> [What is needed]: Where a line of the material contains the string "axis", copy that line.
— Start —
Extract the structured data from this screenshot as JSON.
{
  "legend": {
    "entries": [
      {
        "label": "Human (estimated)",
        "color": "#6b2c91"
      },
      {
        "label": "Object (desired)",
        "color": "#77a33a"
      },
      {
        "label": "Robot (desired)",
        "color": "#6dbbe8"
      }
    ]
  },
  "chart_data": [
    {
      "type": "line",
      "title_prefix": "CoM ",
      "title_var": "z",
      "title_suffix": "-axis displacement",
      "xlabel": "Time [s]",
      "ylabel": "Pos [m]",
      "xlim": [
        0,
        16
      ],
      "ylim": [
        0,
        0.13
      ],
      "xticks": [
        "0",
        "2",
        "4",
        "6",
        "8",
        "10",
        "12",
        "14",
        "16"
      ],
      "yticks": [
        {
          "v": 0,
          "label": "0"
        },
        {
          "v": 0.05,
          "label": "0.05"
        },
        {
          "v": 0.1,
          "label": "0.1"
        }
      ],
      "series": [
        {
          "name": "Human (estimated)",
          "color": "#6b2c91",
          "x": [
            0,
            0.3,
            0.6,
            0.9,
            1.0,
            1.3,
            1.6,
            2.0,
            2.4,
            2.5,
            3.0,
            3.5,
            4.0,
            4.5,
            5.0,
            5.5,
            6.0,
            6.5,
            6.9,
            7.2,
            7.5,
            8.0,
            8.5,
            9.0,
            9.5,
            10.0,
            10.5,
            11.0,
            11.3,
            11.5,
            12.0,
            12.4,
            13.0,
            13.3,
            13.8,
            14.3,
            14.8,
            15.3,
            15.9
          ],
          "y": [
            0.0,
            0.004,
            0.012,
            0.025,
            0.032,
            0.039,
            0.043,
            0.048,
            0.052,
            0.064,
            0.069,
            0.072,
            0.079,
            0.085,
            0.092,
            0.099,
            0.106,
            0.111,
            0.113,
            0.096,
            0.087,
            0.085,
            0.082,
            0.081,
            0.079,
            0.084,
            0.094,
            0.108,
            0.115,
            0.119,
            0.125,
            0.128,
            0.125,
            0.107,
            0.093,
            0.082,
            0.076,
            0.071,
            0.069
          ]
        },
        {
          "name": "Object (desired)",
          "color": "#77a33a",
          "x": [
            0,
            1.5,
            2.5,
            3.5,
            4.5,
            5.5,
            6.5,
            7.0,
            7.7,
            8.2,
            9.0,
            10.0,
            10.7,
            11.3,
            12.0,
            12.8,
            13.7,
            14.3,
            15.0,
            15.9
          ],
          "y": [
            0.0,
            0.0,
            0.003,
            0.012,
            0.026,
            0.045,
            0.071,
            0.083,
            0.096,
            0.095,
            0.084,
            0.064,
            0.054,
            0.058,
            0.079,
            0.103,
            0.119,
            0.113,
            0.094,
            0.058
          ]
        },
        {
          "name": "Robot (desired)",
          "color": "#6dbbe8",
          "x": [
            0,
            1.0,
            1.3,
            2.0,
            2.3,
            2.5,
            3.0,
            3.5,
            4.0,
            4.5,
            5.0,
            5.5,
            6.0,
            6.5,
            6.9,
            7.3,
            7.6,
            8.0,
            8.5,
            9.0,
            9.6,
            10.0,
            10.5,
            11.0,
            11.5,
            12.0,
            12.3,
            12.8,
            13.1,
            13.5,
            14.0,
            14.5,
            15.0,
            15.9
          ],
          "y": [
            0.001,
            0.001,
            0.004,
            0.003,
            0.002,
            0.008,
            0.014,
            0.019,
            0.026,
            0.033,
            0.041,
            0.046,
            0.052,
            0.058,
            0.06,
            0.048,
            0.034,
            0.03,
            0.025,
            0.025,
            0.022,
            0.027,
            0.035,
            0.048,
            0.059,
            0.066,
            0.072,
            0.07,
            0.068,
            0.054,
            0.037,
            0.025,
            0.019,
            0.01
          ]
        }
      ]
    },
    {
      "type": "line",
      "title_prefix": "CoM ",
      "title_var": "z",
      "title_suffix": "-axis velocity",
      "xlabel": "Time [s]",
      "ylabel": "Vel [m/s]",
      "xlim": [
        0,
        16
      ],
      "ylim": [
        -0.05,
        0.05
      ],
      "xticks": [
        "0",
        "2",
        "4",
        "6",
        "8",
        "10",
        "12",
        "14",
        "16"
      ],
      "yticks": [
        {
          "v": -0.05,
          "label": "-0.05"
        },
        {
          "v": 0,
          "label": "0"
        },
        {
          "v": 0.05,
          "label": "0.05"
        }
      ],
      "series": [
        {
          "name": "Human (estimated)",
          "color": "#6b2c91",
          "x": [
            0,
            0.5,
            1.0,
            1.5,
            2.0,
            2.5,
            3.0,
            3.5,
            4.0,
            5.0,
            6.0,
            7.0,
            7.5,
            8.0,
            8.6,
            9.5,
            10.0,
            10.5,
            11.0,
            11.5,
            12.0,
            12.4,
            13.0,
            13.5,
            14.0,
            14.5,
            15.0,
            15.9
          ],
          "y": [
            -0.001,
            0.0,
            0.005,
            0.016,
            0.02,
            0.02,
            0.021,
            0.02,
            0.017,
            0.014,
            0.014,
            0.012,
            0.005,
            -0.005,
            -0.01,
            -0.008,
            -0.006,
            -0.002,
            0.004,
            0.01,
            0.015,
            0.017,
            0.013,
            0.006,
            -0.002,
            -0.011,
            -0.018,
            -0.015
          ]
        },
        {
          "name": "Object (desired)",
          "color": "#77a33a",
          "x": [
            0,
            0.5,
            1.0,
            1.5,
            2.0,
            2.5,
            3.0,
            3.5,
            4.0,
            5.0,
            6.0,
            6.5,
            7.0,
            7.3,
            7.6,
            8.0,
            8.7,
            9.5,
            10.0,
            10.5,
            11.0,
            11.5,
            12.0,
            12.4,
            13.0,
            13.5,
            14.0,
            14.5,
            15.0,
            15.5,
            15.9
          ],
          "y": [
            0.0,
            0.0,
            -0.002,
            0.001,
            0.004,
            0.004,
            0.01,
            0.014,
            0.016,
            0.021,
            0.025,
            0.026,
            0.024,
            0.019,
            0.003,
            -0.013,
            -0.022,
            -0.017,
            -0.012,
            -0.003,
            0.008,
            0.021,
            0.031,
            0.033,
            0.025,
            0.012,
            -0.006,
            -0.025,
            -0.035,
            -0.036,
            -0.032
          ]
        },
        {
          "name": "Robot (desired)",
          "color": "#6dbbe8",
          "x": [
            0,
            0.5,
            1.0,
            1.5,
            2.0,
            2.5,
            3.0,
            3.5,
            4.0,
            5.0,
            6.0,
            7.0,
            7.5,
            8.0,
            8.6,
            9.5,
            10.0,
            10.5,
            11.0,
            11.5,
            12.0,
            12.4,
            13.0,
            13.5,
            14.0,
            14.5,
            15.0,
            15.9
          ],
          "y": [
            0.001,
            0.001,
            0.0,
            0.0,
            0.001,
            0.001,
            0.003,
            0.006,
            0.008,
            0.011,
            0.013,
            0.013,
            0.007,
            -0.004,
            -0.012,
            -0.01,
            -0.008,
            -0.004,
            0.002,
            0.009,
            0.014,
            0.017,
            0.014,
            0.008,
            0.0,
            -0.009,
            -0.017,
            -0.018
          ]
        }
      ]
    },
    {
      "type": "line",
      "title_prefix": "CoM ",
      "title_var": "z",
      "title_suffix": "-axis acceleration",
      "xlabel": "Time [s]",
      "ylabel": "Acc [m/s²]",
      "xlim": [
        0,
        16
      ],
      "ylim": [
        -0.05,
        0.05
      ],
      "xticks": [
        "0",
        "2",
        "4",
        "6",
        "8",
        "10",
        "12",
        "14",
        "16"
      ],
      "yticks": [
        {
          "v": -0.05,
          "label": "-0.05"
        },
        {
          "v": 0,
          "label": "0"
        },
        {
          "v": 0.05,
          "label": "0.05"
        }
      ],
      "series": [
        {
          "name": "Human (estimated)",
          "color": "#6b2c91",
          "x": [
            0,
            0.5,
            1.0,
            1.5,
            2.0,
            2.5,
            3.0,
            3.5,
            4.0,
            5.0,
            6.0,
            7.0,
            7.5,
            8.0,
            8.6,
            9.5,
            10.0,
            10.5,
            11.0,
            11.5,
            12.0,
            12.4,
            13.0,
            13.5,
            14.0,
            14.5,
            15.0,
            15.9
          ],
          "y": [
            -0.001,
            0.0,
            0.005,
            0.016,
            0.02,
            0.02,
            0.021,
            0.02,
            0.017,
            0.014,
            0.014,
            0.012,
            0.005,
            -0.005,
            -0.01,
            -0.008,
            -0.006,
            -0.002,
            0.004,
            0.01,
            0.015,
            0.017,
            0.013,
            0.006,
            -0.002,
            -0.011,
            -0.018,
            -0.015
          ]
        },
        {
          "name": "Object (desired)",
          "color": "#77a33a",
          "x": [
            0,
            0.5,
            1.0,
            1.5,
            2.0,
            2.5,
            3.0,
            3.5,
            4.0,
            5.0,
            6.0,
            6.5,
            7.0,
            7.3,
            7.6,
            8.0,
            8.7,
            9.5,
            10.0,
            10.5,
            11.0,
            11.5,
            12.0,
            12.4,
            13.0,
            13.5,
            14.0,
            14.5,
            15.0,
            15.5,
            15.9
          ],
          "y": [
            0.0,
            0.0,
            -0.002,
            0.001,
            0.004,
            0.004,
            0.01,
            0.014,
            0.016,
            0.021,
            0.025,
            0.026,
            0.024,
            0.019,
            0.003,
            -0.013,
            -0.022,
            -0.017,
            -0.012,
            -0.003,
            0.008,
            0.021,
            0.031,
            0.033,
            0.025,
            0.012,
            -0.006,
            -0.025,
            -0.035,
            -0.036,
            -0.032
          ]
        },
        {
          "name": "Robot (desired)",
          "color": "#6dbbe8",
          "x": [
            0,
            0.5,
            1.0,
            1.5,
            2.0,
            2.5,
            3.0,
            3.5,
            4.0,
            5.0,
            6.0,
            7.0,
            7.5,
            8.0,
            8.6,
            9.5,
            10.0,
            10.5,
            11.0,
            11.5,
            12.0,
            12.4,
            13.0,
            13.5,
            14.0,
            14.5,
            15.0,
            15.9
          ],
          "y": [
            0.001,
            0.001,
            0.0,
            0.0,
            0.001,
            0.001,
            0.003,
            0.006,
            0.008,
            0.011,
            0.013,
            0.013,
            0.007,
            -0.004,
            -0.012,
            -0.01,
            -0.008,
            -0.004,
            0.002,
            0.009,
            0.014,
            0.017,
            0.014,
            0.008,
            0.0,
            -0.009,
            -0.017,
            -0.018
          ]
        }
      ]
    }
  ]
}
— End —
> [The response]:
      "title_suffix": "-axis displacement",
      "title_suffix": "-axis velocity",
      "title_suffix": "-axis acceleration",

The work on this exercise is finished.